Material for the task >>
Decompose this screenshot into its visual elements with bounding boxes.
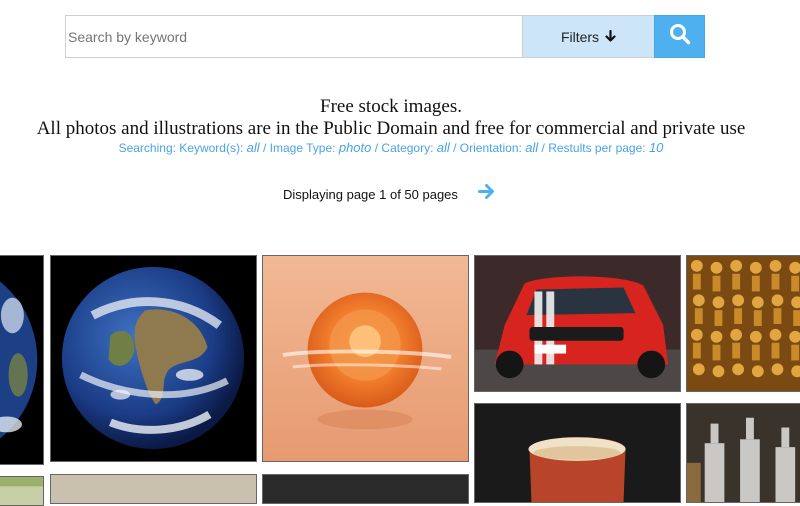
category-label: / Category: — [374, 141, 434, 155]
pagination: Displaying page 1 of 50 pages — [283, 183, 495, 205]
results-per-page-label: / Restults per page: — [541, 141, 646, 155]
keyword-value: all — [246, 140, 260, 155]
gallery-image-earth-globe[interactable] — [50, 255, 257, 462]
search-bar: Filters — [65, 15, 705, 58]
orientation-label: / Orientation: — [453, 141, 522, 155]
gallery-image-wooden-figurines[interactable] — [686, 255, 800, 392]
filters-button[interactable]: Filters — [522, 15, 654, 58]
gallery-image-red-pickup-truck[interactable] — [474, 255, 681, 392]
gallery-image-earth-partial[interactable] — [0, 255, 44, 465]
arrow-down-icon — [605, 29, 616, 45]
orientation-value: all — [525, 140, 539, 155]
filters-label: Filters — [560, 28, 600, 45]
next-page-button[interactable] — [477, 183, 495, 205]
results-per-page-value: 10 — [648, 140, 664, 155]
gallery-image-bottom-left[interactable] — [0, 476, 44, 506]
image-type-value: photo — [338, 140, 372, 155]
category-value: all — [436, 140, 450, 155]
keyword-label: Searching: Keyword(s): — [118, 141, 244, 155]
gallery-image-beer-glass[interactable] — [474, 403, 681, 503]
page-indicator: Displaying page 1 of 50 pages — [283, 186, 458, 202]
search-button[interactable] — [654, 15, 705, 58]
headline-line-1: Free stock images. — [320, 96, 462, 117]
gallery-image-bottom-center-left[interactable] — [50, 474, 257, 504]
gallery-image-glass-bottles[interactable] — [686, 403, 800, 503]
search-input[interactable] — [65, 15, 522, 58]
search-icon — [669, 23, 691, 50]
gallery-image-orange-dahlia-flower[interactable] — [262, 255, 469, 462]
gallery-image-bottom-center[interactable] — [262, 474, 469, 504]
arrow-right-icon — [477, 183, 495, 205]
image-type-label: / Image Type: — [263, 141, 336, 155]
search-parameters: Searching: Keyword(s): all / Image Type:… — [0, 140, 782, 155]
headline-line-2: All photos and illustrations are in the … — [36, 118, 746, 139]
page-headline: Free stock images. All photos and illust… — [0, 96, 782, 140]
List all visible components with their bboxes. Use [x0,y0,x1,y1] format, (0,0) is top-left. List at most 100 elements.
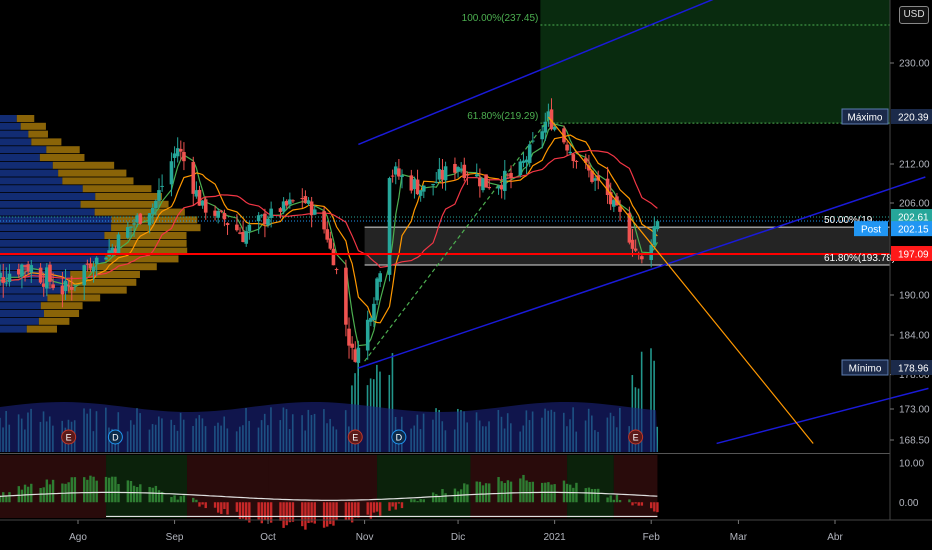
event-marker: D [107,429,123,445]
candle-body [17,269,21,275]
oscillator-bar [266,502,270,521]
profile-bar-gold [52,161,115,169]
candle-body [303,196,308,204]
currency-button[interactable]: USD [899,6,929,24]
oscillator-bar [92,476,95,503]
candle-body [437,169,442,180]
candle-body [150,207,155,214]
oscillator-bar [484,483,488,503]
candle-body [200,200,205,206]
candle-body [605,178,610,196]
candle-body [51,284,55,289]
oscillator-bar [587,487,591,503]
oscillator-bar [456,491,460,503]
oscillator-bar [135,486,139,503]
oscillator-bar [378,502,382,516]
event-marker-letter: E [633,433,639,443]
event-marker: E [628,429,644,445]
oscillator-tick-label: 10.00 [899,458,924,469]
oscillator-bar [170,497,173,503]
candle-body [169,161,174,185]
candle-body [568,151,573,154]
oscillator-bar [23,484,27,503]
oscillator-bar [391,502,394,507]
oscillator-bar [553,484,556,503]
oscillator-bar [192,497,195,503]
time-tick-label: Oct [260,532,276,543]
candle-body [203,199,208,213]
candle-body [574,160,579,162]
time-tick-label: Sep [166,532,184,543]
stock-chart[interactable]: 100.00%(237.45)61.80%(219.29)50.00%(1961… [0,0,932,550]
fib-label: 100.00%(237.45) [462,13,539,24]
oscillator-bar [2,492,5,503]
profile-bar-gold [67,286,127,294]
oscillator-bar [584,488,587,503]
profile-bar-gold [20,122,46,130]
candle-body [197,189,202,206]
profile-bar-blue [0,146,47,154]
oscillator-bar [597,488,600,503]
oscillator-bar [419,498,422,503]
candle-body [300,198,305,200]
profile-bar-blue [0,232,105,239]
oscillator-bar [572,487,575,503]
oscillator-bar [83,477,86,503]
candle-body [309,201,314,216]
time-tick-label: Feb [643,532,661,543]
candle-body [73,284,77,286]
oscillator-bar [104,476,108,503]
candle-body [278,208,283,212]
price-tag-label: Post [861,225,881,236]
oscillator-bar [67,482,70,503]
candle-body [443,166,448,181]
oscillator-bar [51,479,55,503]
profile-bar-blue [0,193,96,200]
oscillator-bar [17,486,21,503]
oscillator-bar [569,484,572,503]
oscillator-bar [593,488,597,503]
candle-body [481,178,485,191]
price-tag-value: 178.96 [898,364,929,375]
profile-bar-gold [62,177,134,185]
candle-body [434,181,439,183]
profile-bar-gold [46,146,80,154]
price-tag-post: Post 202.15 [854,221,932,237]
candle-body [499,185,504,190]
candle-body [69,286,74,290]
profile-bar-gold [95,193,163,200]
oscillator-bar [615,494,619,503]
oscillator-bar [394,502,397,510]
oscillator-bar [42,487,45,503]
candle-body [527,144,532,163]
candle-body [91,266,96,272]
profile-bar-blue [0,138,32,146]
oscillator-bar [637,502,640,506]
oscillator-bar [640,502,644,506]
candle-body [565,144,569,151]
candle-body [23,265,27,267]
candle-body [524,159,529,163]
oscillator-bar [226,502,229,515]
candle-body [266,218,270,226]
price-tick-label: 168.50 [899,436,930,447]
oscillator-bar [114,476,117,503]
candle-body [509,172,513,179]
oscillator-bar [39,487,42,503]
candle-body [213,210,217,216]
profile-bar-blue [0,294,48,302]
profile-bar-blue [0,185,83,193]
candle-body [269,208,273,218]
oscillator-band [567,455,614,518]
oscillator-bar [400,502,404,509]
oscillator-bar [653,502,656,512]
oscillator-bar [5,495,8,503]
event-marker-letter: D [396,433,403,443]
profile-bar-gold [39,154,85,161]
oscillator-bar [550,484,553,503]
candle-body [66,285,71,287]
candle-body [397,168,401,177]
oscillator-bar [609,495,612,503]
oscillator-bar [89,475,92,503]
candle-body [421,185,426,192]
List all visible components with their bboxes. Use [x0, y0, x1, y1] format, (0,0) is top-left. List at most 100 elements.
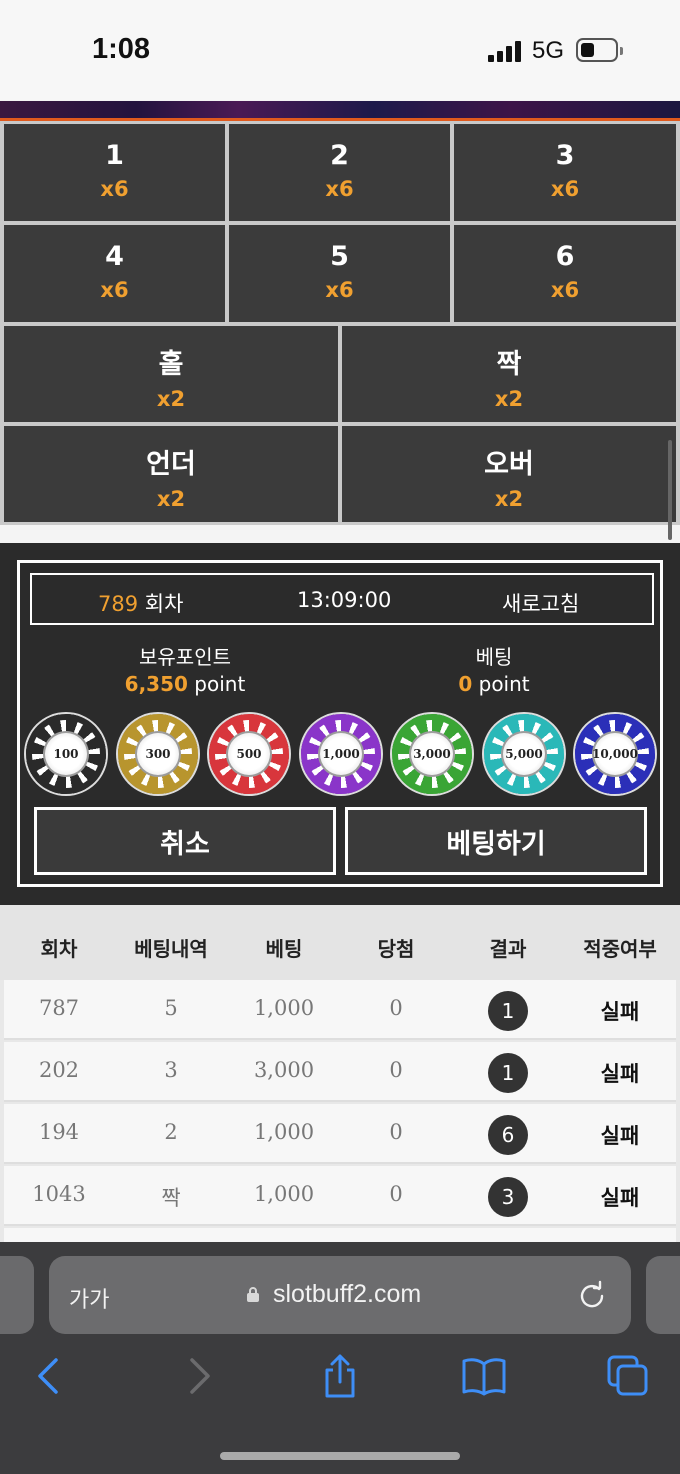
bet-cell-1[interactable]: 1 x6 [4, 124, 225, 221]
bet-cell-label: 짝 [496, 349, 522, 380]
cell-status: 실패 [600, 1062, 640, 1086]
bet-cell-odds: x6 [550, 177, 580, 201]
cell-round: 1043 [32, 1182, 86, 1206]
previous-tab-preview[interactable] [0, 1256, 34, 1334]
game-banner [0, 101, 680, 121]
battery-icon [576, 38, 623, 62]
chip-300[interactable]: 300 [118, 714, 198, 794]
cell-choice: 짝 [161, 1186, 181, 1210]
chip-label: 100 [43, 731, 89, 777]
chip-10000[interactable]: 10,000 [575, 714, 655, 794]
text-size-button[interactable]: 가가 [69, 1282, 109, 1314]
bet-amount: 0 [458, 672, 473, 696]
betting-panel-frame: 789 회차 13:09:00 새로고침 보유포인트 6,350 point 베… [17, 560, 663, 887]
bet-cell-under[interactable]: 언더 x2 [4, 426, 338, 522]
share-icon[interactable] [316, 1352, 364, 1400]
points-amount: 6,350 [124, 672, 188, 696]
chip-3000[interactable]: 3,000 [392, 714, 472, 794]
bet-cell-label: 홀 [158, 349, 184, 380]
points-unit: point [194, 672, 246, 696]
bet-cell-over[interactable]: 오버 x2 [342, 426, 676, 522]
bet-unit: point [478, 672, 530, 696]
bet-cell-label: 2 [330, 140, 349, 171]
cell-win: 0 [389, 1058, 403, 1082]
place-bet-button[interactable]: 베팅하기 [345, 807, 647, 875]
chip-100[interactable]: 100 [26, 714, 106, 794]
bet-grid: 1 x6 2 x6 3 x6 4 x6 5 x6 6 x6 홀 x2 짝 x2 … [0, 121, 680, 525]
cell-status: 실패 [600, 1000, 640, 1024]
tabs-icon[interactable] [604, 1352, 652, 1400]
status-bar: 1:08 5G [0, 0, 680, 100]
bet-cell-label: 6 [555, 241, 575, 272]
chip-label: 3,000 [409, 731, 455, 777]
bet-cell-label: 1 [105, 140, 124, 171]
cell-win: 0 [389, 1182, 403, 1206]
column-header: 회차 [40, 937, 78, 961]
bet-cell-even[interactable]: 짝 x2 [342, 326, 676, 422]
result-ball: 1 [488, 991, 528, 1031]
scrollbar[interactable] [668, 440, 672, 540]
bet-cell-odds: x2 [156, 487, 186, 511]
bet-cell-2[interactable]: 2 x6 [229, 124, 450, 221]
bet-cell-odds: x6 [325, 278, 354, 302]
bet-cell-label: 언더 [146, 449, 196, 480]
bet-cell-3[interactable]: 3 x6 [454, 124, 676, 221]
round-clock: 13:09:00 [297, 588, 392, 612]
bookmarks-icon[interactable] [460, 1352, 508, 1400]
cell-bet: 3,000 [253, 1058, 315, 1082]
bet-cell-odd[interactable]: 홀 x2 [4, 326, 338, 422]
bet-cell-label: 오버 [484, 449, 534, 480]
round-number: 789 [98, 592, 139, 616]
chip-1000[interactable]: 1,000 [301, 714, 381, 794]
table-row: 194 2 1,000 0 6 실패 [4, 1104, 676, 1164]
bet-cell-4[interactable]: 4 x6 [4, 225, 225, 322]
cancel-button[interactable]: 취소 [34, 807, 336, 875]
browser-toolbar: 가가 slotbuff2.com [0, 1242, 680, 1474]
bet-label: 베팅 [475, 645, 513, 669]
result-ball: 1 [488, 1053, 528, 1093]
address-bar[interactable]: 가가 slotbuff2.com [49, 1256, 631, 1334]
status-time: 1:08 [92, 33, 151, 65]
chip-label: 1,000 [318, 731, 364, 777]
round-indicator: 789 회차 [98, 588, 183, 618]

Work to be completed >> Reproduce the lines word for word, starting at the line that contains "category-label: / Category: —" and stopping after the line that contains "255, 681, 392]".

Result of this task >>
category-label: / Category: — [374, 141, 434, 155]
pagination: Displaying page 1 of 50 pages — [283, 183, 495, 205]
results-per-page-label: / Restults per page: — [541, 141, 646, 155]
keyword-value: all — [246, 140, 260, 155]
gallery-image-earth-globe[interactable] — [50, 255, 257, 462]
search-bar: Filters — [65, 15, 705, 58]
orientation-label: / Orientation: — [453, 141, 522, 155]
gallery-image-wooden-figurines[interactable] — [686, 255, 800, 392]
filters-button[interactable]: Filters — [522, 15, 654, 58]
gallery-image-red-pickup-truck[interactable] — [474, 255, 681, 392]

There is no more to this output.